> _Exercise_
For the listing underneath, give the count of lines containing the string "JSON" and nothing further.

##### Records for the task #####

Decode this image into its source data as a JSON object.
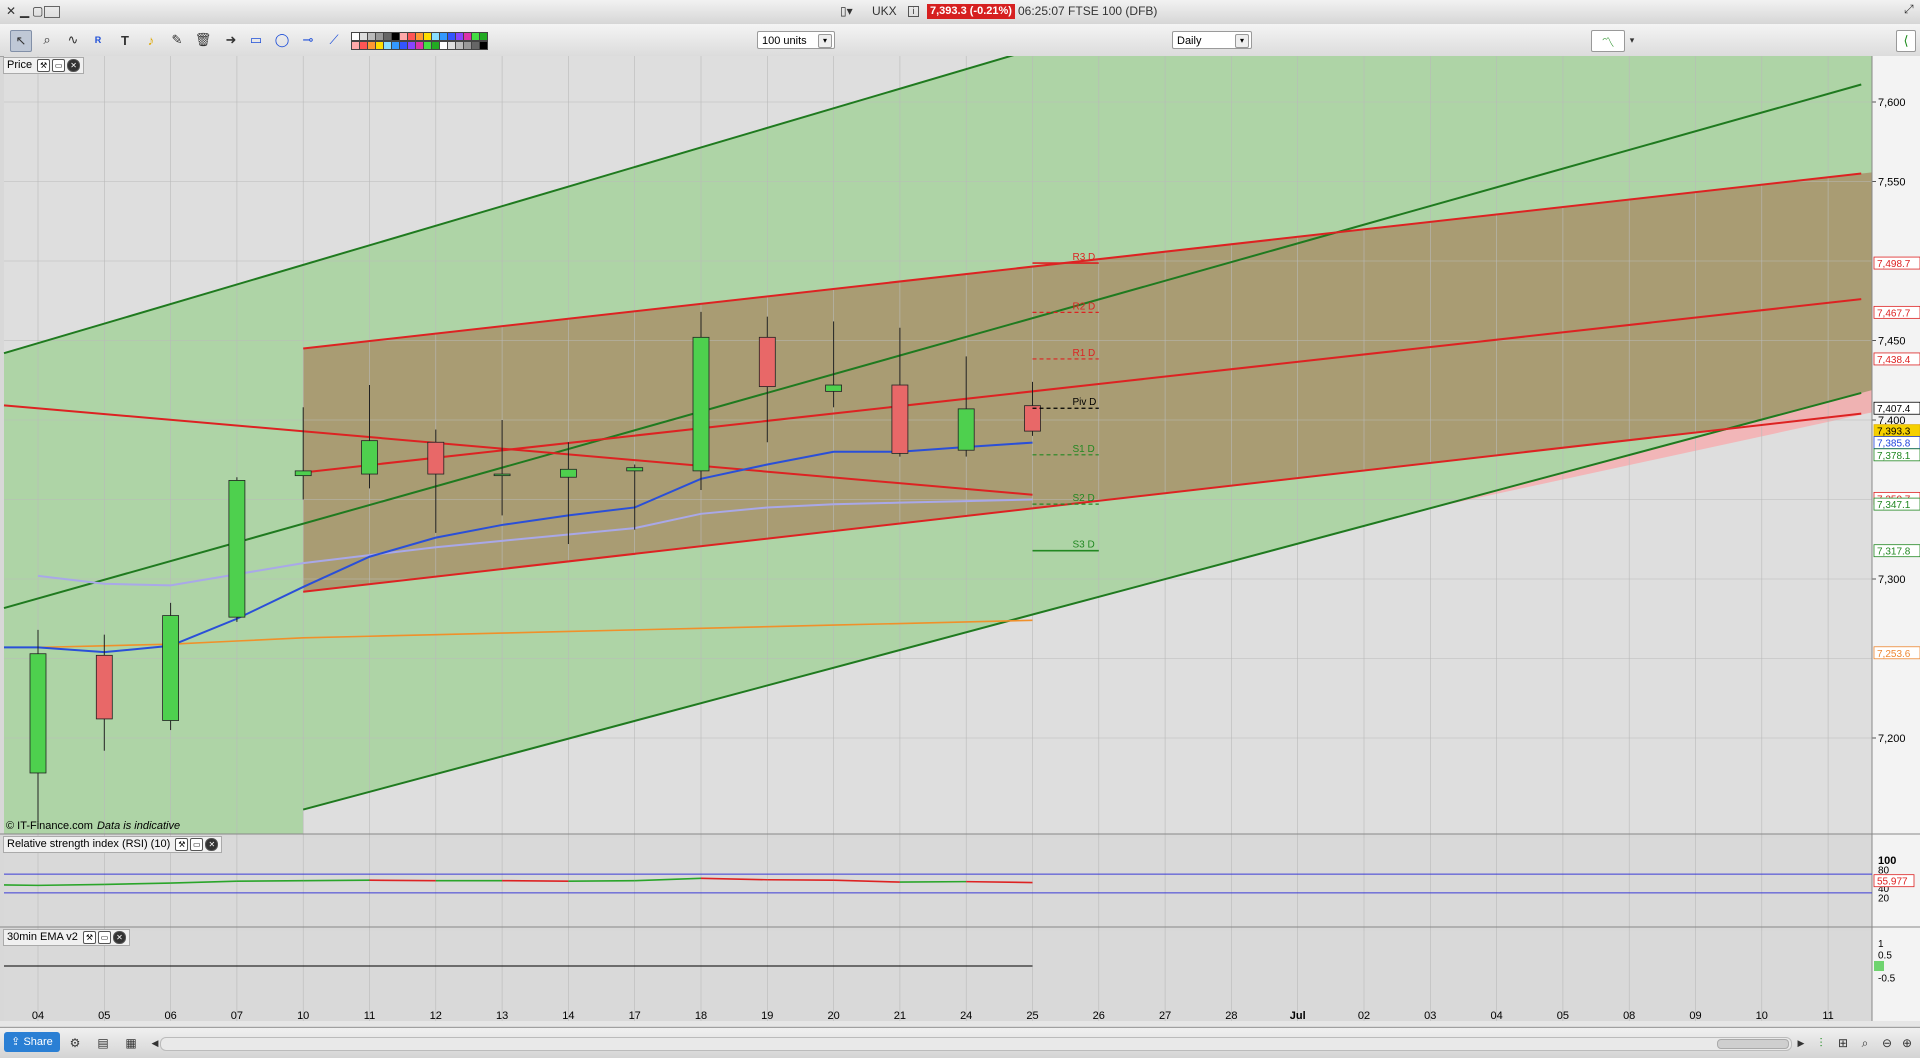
{
  "window": {
    "symbol": "UKX",
    "price_badge": "7,393.3 (-0.21%)",
    "title_rest": "06:25:07 FTSE 100 (DFB)"
  },
  "toolbar": {
    "units_select": "100 units",
    "period_select": "Daily"
  },
  "panels": {
    "price_label": "Price",
    "rsi_label": "Relative strength index (RSI) (10)",
    "ema_label": "30min EMA v2",
    "copyright": "© IT-Finance.com",
    "indicative": "Data is indicative"
  },
  "price_axis": {
    "ticks": [
      "7,600",
      "7,550",
      "7,450",
      "7,400",
      "7,300",
      "7,200"
    ],
    "tick_values": [
      7600,
      7550,
      7450,
      7400,
      7300,
      7200
    ]
  },
  "price_tags": [
    {
      "label": "7,498.7",
      "value": 7498.7,
      "color": "#dd2222",
      "text": "#dd2222",
      "bg": "#fff"
    },
    {
      "label": "7,467.7",
      "value": 7467.7,
      "color": "#dd2222",
      "text": "#dd2222",
      "bg": "#fff"
    },
    {
      "label": "7,438.4",
      "value": 7438.4,
      "color": "#dd2222",
      "text": "#dd2222",
      "bg": "#fff"
    },
    {
      "label": "7,407.4",
      "value": 7407.4,
      "color": "#000000",
      "text": "#000000",
      "bg": "#fff"
    },
    {
      "label": "7,393.3",
      "value": 7393.3,
      "color": "#e0b000",
      "text": "#000000",
      "bg": "#f5d000"
    },
    {
      "label": "7,385.8",
      "value": 7385.8,
      "color": "#2244dd",
      "text": "#2244dd",
      "bg": "#fff"
    },
    {
      "label": "7,378.1",
      "value": 7378.1,
      "color": "#228822",
      "text": "#228822",
      "bg": "#fff"
    },
    {
      "label": "7,350.7",
      "value": 7350.7,
      "color": "#dd2222",
      "text": "#dd2222",
      "bg": "#fff"
    },
    {
      "label": "7,347.1",
      "value": 7347.1,
      "color": "#228822",
      "text": "#228822",
      "bg": "#fff"
    },
    {
      "label": "7,317.8",
      "value": 7317.8,
      "color": "#228822",
      "text": "#228822",
      "bg": "#fff"
    },
    {
      "label": "7,253.6",
      "value": 7253.6,
      "color": "#ee8833",
      "text": "#ee8833",
      "bg": "#fff"
    }
  ],
  "pivots": [
    {
      "label": "R3 D",
      "value": 7498.7,
      "color": "#dd2222",
      "dashed": false
    },
    {
      "label": "R2 D",
      "value": 7467.7,
      "color": "#dd2222",
      "dashed": true
    },
    {
      "label": "R1 D",
      "value": 7438.4,
      "color": "#dd2222",
      "dashed": true
    },
    {
      "label": "Piv D",
      "value": 7407.4,
      "color": "#000000",
      "dashed": true
    },
    {
      "label": "S1 D",
      "value": 7378.1,
      "color": "#228822",
      "dashed": true
    },
    {
      "label": "S2 D",
      "value": 7347.1,
      "color": "#228822",
      "dashed": true
    },
    {
      "label": "S3 D",
      "value": 7317.8,
      "color": "#228822",
      "dashed": false
    }
  ],
  "rsi_axis": {
    "ticks": [
      "100",
      "80",
      "60",
      "40",
      "20"
    ],
    "tick_values": [
      100,
      80,
      60,
      40,
      20
    ],
    "current_label": "55.977",
    "current_value": 55.977
  },
  "ema_axis": {
    "ticks": [
      "1",
      "0.5",
      "0",
      "-0.5"
    ],
    "tick_values": [
      1,
      0.5,
      0,
      -0.5
    ]
  },
  "date_axis": [
    "04",
    "05",
    "06",
    "07",
    "10",
    "11",
    "12",
    "13",
    "14",
    "17",
    "18",
    "19",
    "20",
    "21",
    "24",
    "25",
    "26",
    "27",
    "28",
    "Jul",
    "02",
    "03",
    "04",
    "05",
    "08",
    "09",
    "10",
    "11"
  ],
  "chart_data": {
    "type": "candlestick",
    "instrument": "FTSE 100 (DFB)",
    "interval": "Daily",
    "categories": [
      "04",
      "05",
      "06",
      "07",
      "10",
      "11",
      "12",
      "13",
      "14",
      "17",
      "18",
      "19",
      "20",
      "21",
      "24",
      "25"
    ],
    "ohlc": [
      {
        "o": 7178,
        "h": 7268,
        "l": 7145,
        "c": 7253
      },
      {
        "o": 7252,
        "h": 7265,
        "l": 7192,
        "c": 7212
      },
      {
        "o": 7211,
        "h": 7285,
        "l": 7205,
        "c": 7277
      },
      {
        "o": 7276,
        "h": 7364,
        "l": 7273,
        "c": 7362
      },
      {
        "o": 7365,
        "h": 7408,
        "l": 7350,
        "c": 7368
      },
      {
        "o": 7366,
        "h": 7422,
        "l": 7357,
        "c": 7387
      },
      {
        "o": 7386,
        "h": 7394,
        "l": 7329,
        "c": 7366
      },
      {
        "o": 7365,
        "h": 7400,
        "l": 7340,
        "c": 7366
      },
      {
        "o": 7364,
        "h": 7386,
        "l": 7322,
        "c": 7369
      },
      {
        "o": 7368,
        "h": 7372,
        "l": 7331,
        "c": 7370
      },
      {
        "o": 7368,
        "h": 7468,
        "l": 7356,
        "c": 7452
      },
      {
        "o": 7452,
        "h": 7465,
        "l": 7386,
        "c": 7421
      },
      {
        "o": 7418,
        "h": 7462,
        "l": 7408,
        "c": 7422
      },
      {
        "o": 7422,
        "h": 7458,
        "l": 7377,
        "c": 7379
      },
      {
        "o": 7381,
        "h": 7440,
        "l": 7377,
        "c": 7407
      },
      {
        "o": 7409,
        "h": 7424,
        "l": 7390,
        "c": 7393
      }
    ],
    "ma_blue": [
      7257,
      7254,
      7258,
      7275,
      7295,
      7314,
      7326,
      7334,
      7340,
      7345,
      7363,
      7372,
      7380,
      7380,
      7383,
      7385.8
    ],
    "ma_lavender": [
      7302,
      7297,
      7296,
      7303,
      7310,
      7315,
      7320,
      7324,
      7328,
      7332,
      7341,
      7345,
      7347,
      7348,
      7349,
      7350
    ],
    "ma_orange": [
      7257,
      7258,
      7259,
      7261,
      7263,
      7264,
      7265,
      7266,
      7267,
      7268,
      7269,
      7270,
      7271,
      7272,
      7273,
      7274
    ],
    "rsi_values": [
      46,
      48,
      51,
      55,
      56,
      57,
      56,
      56,
      55,
      56,
      61,
      58,
      57,
      53,
      54,
      52
    ],
    "ema_values": [
      0,
      0,
      0,
      0,
      0,
      0,
      0,
      0,
      0,
      0,
      0,
      0,
      0,
      0,
      0,
      0
    ],
    "trendlines": [
      {
        "color": "#1f7a1f",
        "x1": -1,
        "y1": 7436,
        "x2": 15,
        "y2": 7633
      },
      {
        "color": "#1f7a1f",
        "x1": -1,
        "y1": 7276,
        "x2": 27.5,
        "y2": 7611
      },
      {
        "color": "#1f7a1f",
        "x1": 4,
        "y1": 7155,
        "x2": 27.5,
        "y2": 7417
      },
      {
        "color": "#dd2222",
        "x1": 4,
        "y1": 7445,
        "x2": 27.5,
        "y2": 7555
      },
      {
        "color": "#dd2222",
        "x1": 4,
        "y1": 7367,
        "x2": 27.5,
        "y2": 7476
      },
      {
        "color": "#dd2222",
        "x1": 4,
        "y1": 7292,
        "x2": 27.5,
        "y2": 7404
      },
      {
        "color": "#dd2222",
        "x1": -1,
        "y1": 7411,
        "x2": 15,
        "y2": 7353
      }
    ],
    "ylim": [
      7160,
      7645
    ]
  }
}
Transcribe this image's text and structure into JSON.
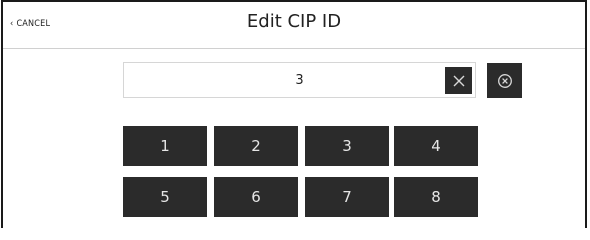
{
  "header": {
    "cancel_label": "CANCEL",
    "title": "Edit CIP ID"
  },
  "input": {
    "value": "3"
  },
  "keypad": {
    "row1": [
      "1",
      "2",
      "3",
      "4"
    ],
    "row2": [
      "5",
      "6",
      "7",
      "8"
    ]
  },
  "icons": {
    "chevron": "chevron-left-icon",
    "clear": "close-icon",
    "backspace": "backspace-circle-icon"
  },
  "colors": {
    "key_background": "#2b2b2b",
    "key_text": "#e6e6e6"
  }
}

#####

> _Result below_
2